======== MATERIAL SUPPLIED ========
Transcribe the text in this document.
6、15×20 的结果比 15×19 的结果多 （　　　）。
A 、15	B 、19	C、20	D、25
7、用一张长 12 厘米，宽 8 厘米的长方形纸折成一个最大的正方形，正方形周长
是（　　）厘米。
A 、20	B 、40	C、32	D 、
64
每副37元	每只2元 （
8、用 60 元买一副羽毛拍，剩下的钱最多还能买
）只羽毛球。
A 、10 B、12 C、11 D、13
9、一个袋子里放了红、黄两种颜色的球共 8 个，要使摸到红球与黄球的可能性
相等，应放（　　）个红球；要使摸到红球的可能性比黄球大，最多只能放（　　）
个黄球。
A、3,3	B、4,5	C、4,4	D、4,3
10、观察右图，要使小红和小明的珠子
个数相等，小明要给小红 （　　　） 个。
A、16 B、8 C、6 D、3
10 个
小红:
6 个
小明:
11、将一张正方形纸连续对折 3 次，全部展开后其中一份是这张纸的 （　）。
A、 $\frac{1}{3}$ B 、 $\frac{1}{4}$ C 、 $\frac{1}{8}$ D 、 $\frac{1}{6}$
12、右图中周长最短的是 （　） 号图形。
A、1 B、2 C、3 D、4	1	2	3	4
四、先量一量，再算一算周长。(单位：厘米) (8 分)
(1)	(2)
========
**WRITTEN REQUEST**
Quote every line of the data, word for word.

**EXERCISE RESPONSE**
Transcribe the text in this document.
6、15×20 的结果比 15×19 的结果多 （　　　）。
A 、15	B 、19	C、20	D、25
7、用一张长 12 厘米，宽 8 厘米的长方形纸折成一个最大的正方形，正方形周长
是（　　）厘米。
A 、20	B 、40	C、32	D 、
64
每副37元	每只2元 （
8、用 60 元买一副羽毛拍，剩下的钱最多还能买
）只羽毛球。
A 、10 B、12 C、11 D、13
9、一个袋子里放了红、黄两种颜色的球共 8 个，要使摸到红球与黄球的可能性
相等，应放（　　）个红球；要使摸到红球的可能性比黄球大，最多只能放（　　）
个黄球。
A、3,3	B、4,5	C、4,4	D、4,3
10、观察右图，要使小红和小明的珠子
个数相等，小明要给小红 （　　　） 个。
A、16 B、8 C、6 D、3
10 个
小红:
6 个
小明:
11、将一张正方形纸连续对折 3 次，全部展开后其中一份是这张纸的 （　）。
A、 $\frac{1}{3}$ B 、 $\frac{1}{4}$ C 、 $\frac{1}{8}$ D 、 $\frac{1}{6}$
12、右图中周长最短的是 （　） 号图形。
A、1 B、2 C、3 D、4	1	2	3	4
四、先量一量，再算一算周长。(单位：厘米) (8 分)
(1)	(2)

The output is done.